**YOUR OBJECTIVE**
Search the entries below. Return every line that has "equipo" in it.

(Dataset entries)

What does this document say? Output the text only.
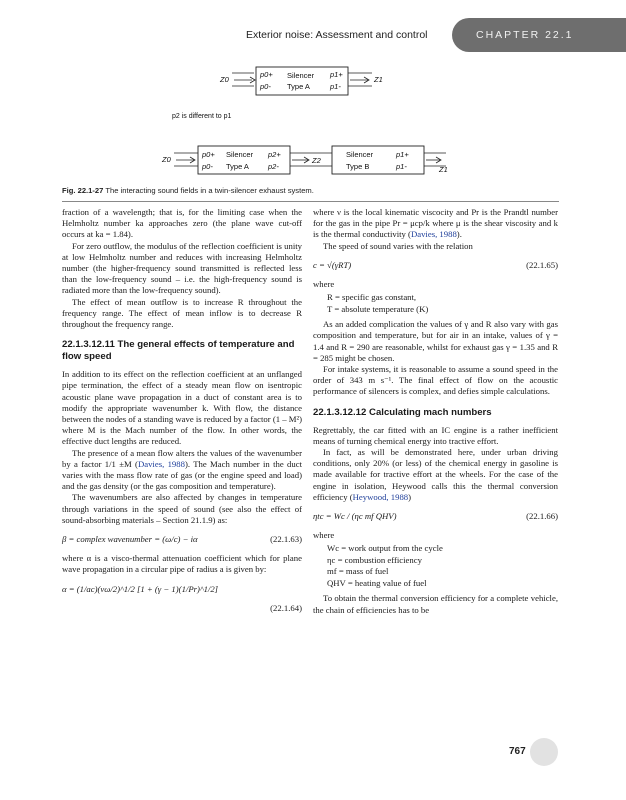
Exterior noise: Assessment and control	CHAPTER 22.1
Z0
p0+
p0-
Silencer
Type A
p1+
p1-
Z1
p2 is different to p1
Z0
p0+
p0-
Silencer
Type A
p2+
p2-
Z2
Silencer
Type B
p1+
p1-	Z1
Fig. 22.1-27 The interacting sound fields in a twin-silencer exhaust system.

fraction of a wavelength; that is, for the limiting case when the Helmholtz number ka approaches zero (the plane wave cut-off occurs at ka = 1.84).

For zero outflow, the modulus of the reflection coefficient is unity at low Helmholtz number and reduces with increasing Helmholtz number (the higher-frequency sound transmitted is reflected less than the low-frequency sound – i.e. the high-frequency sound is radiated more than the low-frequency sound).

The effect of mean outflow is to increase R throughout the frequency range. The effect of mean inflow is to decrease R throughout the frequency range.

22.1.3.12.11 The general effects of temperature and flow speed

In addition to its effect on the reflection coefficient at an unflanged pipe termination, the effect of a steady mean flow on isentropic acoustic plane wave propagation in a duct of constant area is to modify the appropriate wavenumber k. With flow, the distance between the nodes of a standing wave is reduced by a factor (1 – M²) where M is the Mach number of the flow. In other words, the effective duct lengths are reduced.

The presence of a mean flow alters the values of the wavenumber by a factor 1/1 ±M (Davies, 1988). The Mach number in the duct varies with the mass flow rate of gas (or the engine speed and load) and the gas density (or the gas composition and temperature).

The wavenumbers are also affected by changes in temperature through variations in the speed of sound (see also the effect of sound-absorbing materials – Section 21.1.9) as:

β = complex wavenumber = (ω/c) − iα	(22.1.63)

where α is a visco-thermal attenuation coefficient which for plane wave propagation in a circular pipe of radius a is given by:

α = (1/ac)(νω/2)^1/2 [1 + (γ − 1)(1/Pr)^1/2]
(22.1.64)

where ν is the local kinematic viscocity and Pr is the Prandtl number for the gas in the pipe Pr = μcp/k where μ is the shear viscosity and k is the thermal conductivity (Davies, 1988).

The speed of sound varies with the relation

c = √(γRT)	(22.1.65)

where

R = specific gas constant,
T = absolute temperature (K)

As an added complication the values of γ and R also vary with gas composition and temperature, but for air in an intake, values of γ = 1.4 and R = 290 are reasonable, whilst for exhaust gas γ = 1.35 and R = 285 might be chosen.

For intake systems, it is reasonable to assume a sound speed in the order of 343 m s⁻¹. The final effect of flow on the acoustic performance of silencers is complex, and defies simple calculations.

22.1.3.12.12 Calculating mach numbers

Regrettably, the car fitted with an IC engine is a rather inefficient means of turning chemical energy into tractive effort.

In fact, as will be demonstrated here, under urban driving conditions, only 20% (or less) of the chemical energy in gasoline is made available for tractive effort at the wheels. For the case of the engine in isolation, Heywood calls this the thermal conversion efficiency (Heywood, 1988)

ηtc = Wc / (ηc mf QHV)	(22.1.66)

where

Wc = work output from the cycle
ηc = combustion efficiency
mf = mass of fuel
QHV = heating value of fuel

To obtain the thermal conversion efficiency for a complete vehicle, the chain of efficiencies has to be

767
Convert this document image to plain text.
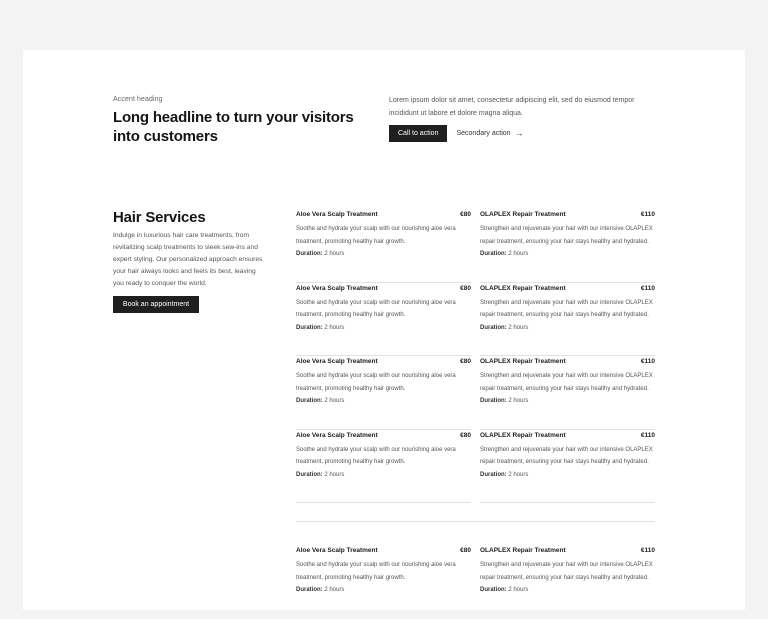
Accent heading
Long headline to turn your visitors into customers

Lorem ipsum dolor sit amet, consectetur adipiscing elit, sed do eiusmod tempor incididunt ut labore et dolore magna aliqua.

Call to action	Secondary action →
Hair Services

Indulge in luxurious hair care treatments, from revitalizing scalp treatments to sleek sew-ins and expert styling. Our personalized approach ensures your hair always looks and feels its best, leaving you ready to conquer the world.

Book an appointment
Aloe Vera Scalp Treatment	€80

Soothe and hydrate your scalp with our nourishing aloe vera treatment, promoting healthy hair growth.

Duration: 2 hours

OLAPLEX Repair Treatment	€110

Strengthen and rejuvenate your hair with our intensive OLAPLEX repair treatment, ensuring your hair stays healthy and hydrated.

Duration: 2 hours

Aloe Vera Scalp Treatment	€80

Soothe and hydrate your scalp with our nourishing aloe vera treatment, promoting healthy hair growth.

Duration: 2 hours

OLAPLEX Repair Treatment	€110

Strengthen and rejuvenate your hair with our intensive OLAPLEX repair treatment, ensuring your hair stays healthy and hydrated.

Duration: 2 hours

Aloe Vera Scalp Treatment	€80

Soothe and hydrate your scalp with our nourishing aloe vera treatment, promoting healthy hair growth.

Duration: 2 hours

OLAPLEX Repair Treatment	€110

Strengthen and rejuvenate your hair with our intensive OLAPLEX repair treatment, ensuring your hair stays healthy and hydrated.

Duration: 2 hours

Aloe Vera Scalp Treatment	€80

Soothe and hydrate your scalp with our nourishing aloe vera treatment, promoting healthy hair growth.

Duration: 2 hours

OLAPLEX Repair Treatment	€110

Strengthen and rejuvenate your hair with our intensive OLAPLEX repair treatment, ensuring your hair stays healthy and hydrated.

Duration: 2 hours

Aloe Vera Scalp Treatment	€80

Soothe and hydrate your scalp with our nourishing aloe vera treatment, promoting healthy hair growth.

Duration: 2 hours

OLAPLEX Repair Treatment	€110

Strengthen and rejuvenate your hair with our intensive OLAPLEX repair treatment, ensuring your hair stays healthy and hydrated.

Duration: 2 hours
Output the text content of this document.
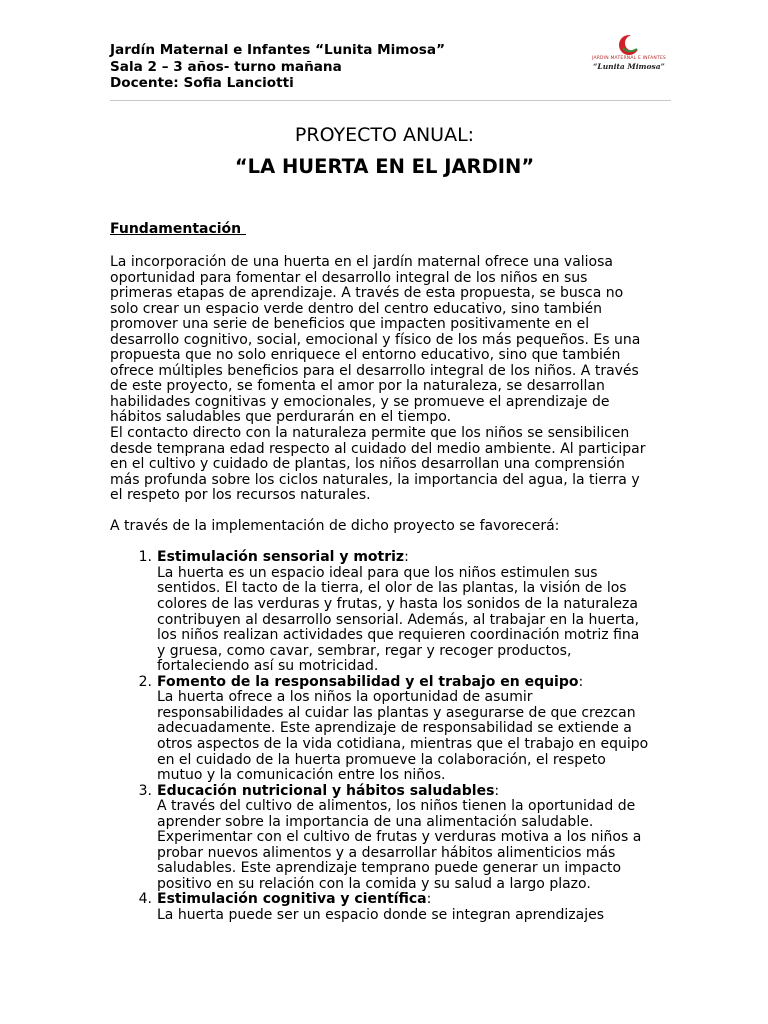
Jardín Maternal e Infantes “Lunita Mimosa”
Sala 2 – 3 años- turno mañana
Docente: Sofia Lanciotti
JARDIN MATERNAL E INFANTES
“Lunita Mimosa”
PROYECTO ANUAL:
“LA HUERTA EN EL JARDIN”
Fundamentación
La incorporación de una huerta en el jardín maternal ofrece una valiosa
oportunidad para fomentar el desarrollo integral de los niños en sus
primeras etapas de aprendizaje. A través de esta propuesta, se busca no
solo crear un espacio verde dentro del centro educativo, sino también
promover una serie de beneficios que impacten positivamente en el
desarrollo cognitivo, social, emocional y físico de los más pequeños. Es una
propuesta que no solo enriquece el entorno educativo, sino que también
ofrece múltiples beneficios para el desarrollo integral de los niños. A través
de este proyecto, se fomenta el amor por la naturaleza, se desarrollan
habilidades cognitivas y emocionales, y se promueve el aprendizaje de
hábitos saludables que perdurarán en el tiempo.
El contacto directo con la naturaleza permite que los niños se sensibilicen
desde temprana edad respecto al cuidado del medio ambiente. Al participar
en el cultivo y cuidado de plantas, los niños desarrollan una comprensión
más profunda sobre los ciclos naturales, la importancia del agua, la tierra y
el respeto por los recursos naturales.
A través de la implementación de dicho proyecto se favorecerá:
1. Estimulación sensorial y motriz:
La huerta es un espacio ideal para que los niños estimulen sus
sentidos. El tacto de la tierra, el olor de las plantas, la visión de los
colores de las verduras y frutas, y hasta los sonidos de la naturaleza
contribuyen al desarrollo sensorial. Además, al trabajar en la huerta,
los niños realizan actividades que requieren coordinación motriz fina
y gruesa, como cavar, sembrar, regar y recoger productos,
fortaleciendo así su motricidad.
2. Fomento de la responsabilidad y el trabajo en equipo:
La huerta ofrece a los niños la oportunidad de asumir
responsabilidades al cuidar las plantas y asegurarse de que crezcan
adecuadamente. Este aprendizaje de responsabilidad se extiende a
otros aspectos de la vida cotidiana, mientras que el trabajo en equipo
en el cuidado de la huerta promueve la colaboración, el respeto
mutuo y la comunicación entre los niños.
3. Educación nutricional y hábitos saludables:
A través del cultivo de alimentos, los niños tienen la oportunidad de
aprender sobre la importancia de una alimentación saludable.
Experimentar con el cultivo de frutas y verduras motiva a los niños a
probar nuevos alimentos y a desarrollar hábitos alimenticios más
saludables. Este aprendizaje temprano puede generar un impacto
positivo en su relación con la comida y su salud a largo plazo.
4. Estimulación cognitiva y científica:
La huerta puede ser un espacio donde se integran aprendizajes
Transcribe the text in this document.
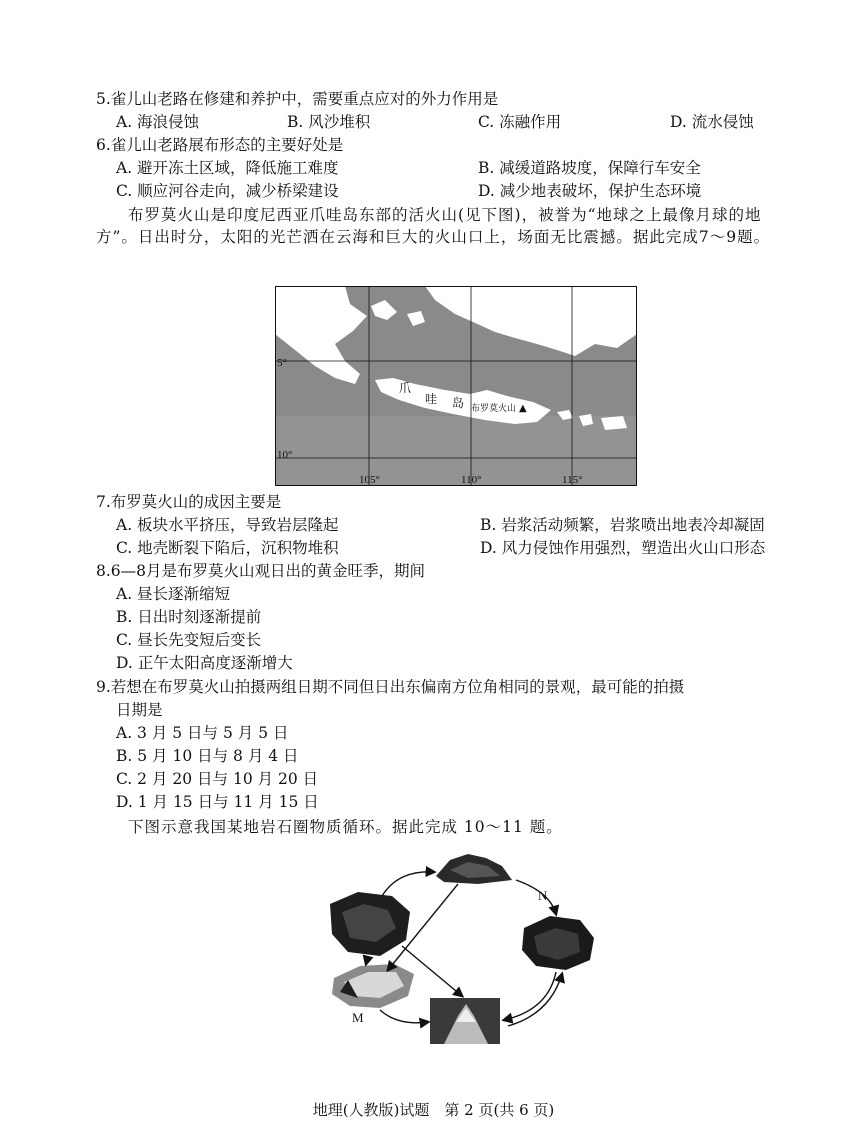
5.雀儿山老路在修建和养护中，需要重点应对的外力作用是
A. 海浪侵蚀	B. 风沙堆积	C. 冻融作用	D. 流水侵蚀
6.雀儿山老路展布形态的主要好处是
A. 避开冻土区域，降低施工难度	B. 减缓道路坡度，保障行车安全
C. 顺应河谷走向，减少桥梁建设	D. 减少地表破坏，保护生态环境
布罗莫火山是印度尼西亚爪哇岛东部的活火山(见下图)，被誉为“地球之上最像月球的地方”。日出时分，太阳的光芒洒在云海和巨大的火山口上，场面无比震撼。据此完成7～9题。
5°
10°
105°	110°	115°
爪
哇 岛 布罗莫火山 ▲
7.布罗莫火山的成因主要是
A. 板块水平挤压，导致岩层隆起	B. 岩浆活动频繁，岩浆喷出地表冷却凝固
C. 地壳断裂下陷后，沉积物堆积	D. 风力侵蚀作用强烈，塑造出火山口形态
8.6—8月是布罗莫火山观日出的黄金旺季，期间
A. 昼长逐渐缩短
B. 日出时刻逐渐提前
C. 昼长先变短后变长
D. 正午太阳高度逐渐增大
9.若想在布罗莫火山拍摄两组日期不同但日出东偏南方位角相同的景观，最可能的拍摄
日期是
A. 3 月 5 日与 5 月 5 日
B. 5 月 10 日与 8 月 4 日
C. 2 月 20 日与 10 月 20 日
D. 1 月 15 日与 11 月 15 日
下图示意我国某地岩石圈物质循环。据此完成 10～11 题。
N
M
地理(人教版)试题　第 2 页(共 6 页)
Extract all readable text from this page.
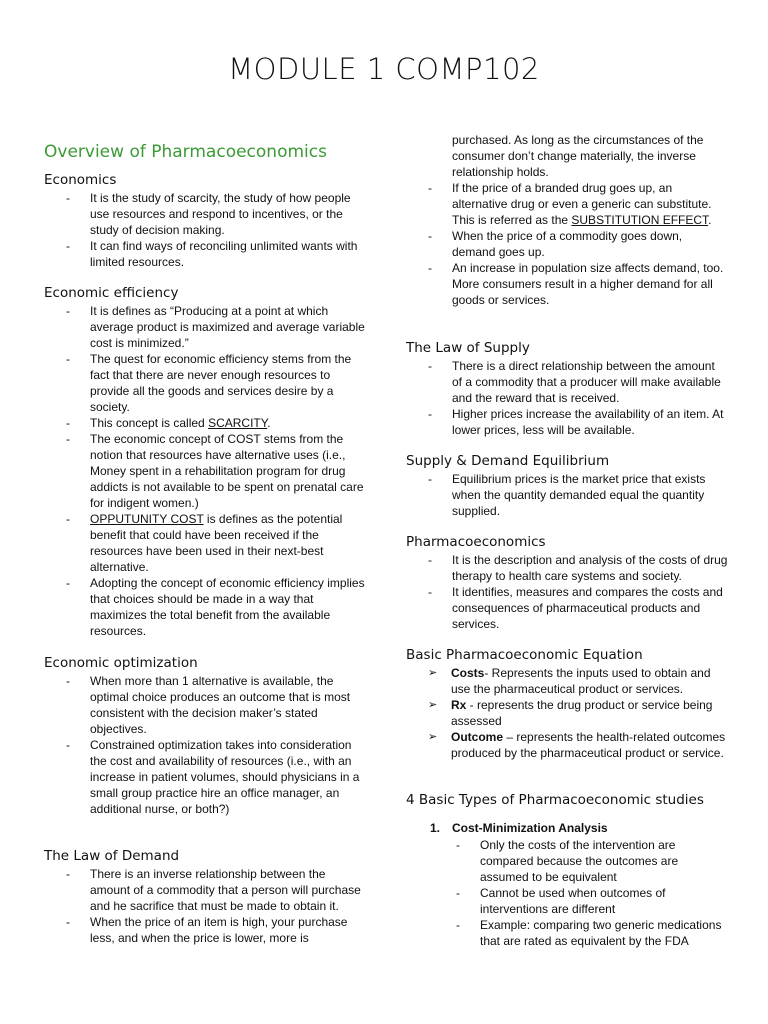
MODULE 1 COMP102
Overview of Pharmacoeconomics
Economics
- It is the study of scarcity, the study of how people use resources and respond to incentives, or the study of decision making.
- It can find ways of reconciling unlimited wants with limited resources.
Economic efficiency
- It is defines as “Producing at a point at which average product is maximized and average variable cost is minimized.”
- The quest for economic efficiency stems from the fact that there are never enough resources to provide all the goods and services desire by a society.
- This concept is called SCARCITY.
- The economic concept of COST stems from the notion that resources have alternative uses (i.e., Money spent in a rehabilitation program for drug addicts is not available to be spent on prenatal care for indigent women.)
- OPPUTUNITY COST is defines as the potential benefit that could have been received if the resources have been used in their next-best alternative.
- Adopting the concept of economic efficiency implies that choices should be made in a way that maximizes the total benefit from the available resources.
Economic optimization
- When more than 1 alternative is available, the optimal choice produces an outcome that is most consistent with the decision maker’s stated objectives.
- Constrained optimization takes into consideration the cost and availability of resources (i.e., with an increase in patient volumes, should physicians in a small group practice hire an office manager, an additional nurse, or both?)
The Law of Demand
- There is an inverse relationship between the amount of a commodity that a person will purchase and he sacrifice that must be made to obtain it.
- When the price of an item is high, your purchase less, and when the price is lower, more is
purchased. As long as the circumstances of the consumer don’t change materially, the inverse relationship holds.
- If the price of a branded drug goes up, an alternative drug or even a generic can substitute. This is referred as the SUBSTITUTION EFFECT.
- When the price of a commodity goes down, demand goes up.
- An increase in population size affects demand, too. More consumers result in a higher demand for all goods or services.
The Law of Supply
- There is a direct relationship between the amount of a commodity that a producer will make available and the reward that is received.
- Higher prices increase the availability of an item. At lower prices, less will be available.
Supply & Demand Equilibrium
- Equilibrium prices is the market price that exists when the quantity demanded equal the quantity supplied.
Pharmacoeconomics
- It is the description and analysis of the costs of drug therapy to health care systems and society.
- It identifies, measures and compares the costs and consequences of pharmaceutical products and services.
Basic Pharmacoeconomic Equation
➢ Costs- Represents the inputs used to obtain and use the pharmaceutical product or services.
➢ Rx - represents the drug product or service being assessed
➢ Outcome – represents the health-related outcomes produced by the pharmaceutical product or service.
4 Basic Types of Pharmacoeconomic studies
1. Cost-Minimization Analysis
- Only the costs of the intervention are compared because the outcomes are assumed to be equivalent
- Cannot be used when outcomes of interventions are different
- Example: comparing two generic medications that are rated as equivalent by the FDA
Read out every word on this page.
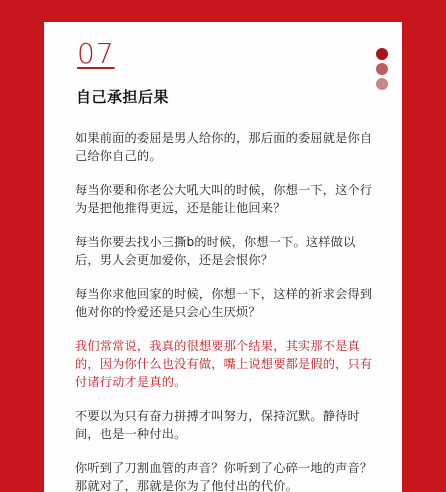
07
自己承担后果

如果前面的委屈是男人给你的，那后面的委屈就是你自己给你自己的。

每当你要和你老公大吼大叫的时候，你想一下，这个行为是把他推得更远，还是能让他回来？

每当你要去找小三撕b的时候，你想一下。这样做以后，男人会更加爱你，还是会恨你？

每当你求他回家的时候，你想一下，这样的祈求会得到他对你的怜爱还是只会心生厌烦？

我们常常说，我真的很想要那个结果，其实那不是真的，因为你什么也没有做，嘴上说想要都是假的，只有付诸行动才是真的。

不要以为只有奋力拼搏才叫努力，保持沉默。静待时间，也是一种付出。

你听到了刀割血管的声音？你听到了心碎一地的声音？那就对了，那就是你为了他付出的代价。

**SOLUTION TO THIS EXERCISE**
2. Fomento de la responsabilidad y el trabajo en equipo:
otros aspectos de la vida cotidiana, mientras que el trabajo en equipo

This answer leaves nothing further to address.